OpenXTalkPaul wrote: ↑Tue Jan 21, 2025 5:21 am
tperry2x wrote: ↑Sun Jan 19, 2025 10:28 am
Save the script and copy it to another mac. It'll run unchallenged because it's a signed application...
Are you sure? I mean I thought AppleScript applets were ad-hoc signed for the user that saved it as an app, so it shouldn't work if you move it to another mac unless you signed it using a certificate that is also installed on the other mac's keychain. If not i would think that would trigger 'Gatekeeper' or it would at least ask the user permission to run. I could be wrong though.
Only as far as I can test here. I have about 6 macs - all on either MacOS 11 and MacOS 14.
4 of those are in a fairly 'vanilla' state - no gatekeeper mods and such, and as long as I don't transfer the script via the web (avoiding 'mark of the web' being set) - then it runs unchallenged on them.
Perhaps Applescript apps are automatically 'signed' with an ad-hoc cert or an apple dev cert???
Not sure what MacOS 15 does, but I don't have the motivation to try it quite frankly.
OpenXTalkPaul wrote: ↑Tue Jan 21, 2025 5:34 am
With any development tool, you could create and run malicious code. Which is allegedly the reason Apple wants people to use XCode (and not VSCode or similar), plus
code-signing with dev's certificate, submited for review, notarized, stapled (not kidding), and in triplicate
All that (emphasis mine to show the 'that') - it's a real shame to see the hole that Apple have currently dug themselves into. (...and are still trying to dig themselves out of...)
Despite all these steps Apple have embedded into the OS, the tools already exist within it to attack it from within. With system integrity protection, that does harden the underlying core of the OS, but does absolutely nothing to stop anything in a user's ~/ home folder (and anything running with inherited permissions within that context) to also do anything inside of ~/ too. Yes, you might not be able to take down the entire system, but you can lose all the data from that account, and even render the account incapable of being logged into. Kind of makes a mockery of all their security measures - you will never save users from themselves.
I can quite easily write a malicious C application from xCode, sign it for development, and the rest is just persuading the user to run it. Surely that's a huge issue?
So although Apple are doing their best to batten down the hatches, what they are doing in the process is gradually making their OS unusable. It will be so tightly sandboxed that is may as well be iOS, where nothing can be sideloaded. That's the only way you'd stop these kind of things running. At which point, development of anything that's not going via the Mac App Store won't be possible.

_Requirement 1:_ In the forum thread, which macOS versions are the poster's Macs running?
_Requirement 2:_ Rewrite the paragraph of the forum thread that begins "Despite all these steps" as a short bulleted list of its main points.
The rows have nothing to do with the forum thread.

_Records:_
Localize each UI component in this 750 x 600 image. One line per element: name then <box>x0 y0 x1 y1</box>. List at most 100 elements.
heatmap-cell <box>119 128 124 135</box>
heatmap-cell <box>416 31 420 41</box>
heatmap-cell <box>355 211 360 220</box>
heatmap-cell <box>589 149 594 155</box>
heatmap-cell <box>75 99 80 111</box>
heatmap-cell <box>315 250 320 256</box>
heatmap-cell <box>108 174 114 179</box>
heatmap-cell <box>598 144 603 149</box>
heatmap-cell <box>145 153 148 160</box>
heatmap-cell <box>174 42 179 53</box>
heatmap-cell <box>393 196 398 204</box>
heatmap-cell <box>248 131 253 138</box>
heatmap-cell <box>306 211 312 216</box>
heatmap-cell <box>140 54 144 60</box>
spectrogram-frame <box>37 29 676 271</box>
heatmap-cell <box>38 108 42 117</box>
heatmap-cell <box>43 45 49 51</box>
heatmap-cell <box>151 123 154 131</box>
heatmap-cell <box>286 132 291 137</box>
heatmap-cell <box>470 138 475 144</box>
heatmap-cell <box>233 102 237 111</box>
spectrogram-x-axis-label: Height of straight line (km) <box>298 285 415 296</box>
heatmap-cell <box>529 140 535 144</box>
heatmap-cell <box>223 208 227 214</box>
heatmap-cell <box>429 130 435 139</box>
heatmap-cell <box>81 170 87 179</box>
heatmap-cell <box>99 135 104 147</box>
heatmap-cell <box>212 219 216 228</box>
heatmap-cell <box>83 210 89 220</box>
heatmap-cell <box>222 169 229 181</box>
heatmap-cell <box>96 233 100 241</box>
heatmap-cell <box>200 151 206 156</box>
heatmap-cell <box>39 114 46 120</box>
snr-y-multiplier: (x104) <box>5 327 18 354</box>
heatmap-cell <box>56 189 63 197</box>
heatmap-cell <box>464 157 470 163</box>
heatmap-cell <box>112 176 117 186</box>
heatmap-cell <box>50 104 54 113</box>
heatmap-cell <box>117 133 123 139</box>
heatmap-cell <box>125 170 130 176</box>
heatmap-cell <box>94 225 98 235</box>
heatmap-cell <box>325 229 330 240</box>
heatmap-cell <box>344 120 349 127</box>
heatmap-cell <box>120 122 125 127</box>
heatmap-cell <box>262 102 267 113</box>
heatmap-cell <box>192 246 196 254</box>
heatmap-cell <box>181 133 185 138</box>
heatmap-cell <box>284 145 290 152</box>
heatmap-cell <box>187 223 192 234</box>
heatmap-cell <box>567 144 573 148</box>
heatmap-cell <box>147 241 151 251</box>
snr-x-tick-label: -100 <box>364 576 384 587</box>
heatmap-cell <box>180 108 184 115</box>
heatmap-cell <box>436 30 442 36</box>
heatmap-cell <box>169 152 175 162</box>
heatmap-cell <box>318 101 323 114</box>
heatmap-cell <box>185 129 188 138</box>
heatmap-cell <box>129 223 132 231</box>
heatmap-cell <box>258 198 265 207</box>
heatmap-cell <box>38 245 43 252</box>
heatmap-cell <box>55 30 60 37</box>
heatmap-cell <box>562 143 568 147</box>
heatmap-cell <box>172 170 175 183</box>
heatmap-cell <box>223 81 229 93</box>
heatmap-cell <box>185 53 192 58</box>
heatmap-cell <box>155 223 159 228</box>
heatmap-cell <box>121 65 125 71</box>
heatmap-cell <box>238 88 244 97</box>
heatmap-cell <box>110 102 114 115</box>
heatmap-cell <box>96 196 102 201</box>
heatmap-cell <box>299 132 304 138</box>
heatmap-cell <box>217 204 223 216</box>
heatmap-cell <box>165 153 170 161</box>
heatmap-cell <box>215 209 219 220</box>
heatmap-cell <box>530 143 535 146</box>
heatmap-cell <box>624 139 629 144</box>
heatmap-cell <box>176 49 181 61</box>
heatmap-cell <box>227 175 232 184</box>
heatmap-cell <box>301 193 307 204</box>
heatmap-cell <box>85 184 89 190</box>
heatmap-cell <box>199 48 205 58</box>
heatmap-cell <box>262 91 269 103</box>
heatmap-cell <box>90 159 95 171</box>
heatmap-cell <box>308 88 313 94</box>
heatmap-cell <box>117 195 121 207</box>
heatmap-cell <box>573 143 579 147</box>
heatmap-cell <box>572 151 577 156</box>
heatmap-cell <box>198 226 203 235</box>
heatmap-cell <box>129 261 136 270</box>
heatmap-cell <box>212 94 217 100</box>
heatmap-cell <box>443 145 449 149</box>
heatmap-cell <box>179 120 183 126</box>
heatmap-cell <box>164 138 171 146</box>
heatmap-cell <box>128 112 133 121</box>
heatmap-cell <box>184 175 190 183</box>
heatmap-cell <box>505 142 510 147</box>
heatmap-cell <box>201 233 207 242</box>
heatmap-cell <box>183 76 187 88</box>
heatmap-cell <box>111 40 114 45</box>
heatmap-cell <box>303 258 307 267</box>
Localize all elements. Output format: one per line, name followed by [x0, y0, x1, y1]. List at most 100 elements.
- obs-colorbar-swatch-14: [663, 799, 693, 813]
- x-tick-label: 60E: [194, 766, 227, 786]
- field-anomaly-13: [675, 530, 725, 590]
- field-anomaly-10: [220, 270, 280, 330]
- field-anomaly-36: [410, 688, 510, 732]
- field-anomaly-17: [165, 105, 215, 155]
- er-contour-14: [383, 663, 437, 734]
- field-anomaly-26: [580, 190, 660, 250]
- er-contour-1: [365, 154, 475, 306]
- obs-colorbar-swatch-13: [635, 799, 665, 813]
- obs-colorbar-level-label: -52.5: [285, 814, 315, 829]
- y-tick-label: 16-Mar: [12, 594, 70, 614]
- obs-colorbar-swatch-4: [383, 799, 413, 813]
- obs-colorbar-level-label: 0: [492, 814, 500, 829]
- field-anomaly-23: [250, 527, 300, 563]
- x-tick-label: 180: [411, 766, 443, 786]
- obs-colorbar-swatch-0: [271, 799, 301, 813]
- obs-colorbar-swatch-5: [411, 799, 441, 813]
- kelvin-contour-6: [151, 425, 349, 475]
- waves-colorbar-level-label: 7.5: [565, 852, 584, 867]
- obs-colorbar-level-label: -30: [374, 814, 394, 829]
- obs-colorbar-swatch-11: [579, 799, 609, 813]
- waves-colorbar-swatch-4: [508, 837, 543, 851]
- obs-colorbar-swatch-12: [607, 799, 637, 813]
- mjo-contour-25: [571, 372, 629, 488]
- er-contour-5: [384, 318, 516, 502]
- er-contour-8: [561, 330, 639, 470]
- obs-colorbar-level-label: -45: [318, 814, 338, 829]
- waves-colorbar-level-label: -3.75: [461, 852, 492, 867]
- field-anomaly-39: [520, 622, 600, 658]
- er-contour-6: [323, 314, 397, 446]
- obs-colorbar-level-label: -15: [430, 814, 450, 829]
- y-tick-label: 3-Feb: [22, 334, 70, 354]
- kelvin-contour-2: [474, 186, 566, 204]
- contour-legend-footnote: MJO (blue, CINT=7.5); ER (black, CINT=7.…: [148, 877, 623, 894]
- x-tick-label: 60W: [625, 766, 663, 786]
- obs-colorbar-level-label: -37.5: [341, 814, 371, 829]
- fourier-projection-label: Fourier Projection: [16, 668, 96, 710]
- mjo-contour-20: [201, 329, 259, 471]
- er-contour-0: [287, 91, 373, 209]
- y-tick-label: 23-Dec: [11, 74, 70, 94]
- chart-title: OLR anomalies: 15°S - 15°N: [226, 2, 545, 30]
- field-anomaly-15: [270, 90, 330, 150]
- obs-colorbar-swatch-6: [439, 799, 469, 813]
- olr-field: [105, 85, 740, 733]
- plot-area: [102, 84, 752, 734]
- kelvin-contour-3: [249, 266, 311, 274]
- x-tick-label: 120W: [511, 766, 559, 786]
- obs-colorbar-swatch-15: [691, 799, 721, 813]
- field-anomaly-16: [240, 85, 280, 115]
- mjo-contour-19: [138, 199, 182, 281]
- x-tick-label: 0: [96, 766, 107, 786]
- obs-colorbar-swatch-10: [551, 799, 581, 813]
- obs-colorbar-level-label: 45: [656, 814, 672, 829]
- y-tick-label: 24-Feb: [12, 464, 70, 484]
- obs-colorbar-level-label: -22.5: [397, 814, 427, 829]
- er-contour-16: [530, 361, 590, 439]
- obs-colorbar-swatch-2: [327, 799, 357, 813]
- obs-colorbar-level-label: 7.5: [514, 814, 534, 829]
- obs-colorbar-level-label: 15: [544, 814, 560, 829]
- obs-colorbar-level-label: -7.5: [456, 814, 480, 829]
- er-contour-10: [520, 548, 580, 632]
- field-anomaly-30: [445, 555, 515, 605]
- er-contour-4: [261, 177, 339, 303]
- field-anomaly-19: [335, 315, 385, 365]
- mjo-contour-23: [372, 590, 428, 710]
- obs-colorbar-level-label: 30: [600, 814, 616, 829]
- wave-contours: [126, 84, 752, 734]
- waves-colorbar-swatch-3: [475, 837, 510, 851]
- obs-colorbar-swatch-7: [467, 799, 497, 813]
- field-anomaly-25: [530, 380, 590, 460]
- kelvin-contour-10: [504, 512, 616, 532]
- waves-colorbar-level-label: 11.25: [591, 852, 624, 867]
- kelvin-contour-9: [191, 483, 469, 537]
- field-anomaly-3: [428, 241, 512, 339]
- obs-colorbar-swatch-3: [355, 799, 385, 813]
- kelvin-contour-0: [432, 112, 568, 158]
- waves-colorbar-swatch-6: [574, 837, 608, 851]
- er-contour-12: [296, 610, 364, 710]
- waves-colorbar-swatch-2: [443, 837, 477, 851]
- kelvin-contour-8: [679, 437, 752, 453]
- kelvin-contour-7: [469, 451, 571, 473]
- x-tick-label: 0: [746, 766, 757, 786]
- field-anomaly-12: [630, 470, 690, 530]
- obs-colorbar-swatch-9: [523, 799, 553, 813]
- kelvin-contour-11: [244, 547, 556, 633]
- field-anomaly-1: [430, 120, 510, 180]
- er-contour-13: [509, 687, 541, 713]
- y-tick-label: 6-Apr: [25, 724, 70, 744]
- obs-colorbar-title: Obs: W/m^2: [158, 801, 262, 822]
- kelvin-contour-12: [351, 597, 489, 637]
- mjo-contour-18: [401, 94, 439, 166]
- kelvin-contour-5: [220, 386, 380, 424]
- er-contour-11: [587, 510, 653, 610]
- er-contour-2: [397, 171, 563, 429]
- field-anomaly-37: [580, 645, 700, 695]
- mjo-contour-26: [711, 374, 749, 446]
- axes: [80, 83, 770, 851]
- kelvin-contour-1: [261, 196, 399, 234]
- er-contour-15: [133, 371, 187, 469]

_Worked solution 1:_ MacOS 11 and MacOS 14.

_Worked solution 2:_
- Despite Apple's security steps, the OS already holds tools that can be used to attack it from within.
- System integrity protection hardens the core of the OS but does nothing to stop code in a user's ~/ home folder, or anything running with inherited permissions there, from acting inside ~/.
- Such code might not take down the whole system, but it can destroy all of that account's data and even make the account impossible to log into.
- This makes a mockery of Apple's security measures: users can never be saved from themselves.